# Set exercise
The records below must be copied in full; omit the images.
········
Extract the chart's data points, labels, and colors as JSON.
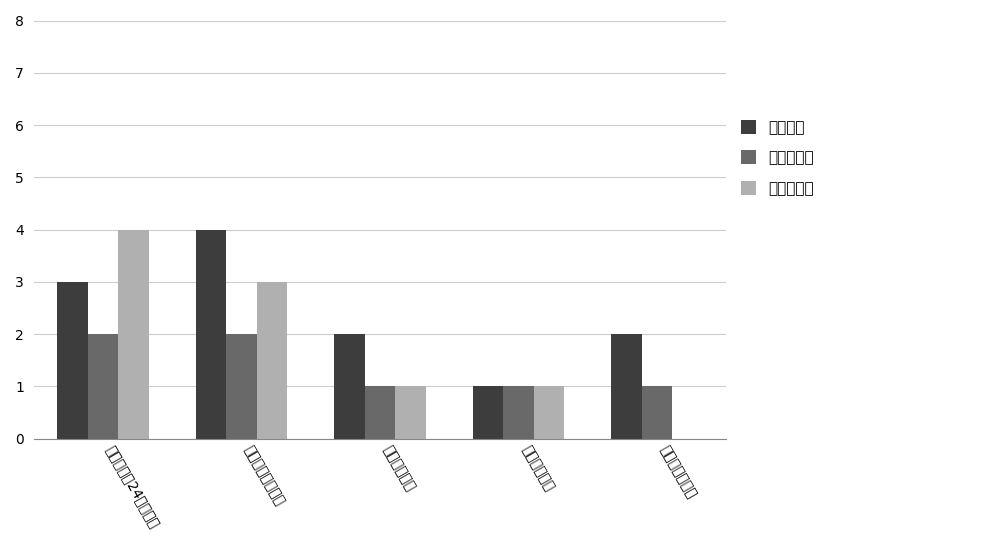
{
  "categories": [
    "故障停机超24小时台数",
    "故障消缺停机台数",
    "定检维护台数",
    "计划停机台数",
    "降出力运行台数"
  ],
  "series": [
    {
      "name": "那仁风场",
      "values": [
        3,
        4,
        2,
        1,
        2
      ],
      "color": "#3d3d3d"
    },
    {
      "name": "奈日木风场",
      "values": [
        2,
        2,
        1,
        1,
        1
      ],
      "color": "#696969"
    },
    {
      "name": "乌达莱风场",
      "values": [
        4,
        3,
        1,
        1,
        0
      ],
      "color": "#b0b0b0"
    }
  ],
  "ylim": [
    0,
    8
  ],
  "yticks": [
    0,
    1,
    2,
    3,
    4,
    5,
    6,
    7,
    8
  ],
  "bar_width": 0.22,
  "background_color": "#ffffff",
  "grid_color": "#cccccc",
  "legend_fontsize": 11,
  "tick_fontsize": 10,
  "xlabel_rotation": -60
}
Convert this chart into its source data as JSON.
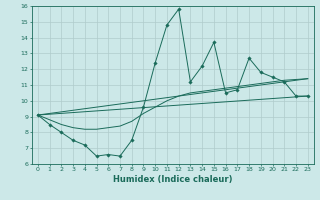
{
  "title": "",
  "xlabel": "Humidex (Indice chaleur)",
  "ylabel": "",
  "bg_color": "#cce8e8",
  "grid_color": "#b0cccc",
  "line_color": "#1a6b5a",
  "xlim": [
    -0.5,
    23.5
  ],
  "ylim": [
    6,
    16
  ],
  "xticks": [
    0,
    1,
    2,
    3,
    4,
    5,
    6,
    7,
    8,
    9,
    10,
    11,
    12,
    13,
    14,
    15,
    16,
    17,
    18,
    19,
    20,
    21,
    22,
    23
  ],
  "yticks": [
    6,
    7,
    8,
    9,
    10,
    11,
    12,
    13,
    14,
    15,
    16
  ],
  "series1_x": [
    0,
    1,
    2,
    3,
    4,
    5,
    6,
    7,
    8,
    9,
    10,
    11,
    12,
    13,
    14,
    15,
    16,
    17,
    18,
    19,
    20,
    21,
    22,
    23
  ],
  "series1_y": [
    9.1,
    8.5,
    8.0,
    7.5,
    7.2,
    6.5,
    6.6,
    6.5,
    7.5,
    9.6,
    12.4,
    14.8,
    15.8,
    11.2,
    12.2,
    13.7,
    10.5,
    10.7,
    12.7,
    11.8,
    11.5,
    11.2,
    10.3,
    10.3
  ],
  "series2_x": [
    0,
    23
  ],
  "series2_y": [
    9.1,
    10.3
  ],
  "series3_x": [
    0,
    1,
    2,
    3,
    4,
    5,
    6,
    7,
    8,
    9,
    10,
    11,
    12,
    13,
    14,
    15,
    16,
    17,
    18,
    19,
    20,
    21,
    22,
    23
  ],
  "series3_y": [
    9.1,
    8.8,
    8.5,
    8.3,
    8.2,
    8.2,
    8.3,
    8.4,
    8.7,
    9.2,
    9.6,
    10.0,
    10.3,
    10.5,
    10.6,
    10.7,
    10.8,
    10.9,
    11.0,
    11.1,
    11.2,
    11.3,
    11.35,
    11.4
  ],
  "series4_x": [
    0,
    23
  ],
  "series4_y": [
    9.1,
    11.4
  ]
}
········
# Answer
Extract the chart's data points, labels, and colors as JSON.
{
  "categories": [
    "故障停机超24小时台数",
    "故障消缺停机台数",
    "定检维护台数",
    "计划停机台数",
    "降出力运行台数"
  ],
  "series": [
    {
      "name": "那仁风场",
      "values": [
        3,
        4,
        2,
        1,
        2
      ],
      "color": "#3d3d3d"
    },
    {
      "name": "奈日木风场",
      "values": [
        2,
        2,
        1,
        1,
        1
      ],
      "color": "#696969"
    },
    {
      "name": "乌达莱风场",
      "values": [
        4,
        3,
        1,
        1,
        0
      ],
      "color": "#b0b0b0"
    }
  ],
  "ylim": [
    0,
    8
  ],
  "yticks": [
    0,
    1,
    2,
    3,
    4,
    5,
    6,
    7,
    8
  ],
  "bar_width": 0.22,
  "background_color": "#ffffff",
  "grid_color": "#cccccc",
  "legend_fontsize": 11,
  "tick_fontsize": 10,
  "xlabel_rotation": -60
}
Convert this chart into its source data as JSON.
{
  "title": "",
  "xlabel": "Humidex (Indice chaleur)",
  "ylabel": "",
  "bg_color": "#cce8e8",
  "grid_color": "#b0cccc",
  "line_color": "#1a6b5a",
  "xlim": [
    -0.5,
    23.5
  ],
  "ylim": [
    6,
    16
  ],
  "xticks": [
    0,
    1,
    2,
    3,
    4,
    5,
    6,
    7,
    8,
    9,
    10,
    11,
    12,
    13,
    14,
    15,
    16,
    17,
    18,
    19,
    20,
    21,
    22,
    23
  ],
  "yticks": [
    6,
    7,
    8,
    9,
    10,
    11,
    12,
    13,
    14,
    15,
    16
  ],
  "series1_x": [
    0,
    1,
    2,
    3,
    4,
    5,
    6,
    7,
    8,
    9,
    10,
    11,
    12,
    13,
    14,
    15,
    16,
    17,
    18,
    19,
    20,
    21,
    22,
    23
  ],
  "series1_y": [
    9.1,
    8.5,
    8.0,
    7.5,
    7.2,
    6.5,
    6.6,
    6.5,
    7.5,
    9.6,
    12.4,
    14.8,
    15.8,
    11.2,
    12.2,
    13.7,
    10.5,
    10.7,
    12.7,
    11.8,
    11.5,
    11.2,
    10.3,
    10.3
  ],
  "series2_x": [
    0,
    23
  ],
  "series2_y": [
    9.1,
    10.3
  ],
  "series3_x": [
    0,
    1,
    2,
    3,
    4,
    5,
    6,
    7,
    8,
    9,
    10,
    11,
    12,
    13,
    14,
    15,
    16,
    17,
    18,
    19,
    20,
    21,
    22,
    23
  ],
  "series3_y": [
    9.1,
    8.8,
    8.5,
    8.3,
    8.2,
    8.2,
    8.3,
    8.4,
    8.7,
    9.2,
    9.6,
    10.0,
    10.3,
    10.5,
    10.6,
    10.7,
    10.8,
    10.9,
    11.0,
    11.1,
    11.2,
    11.3,
    11.35,
    11.4
  ],
  "series4_x": [
    0,
    23
  ],
  "series4_y": [
    9.1,
    11.4
  ]
}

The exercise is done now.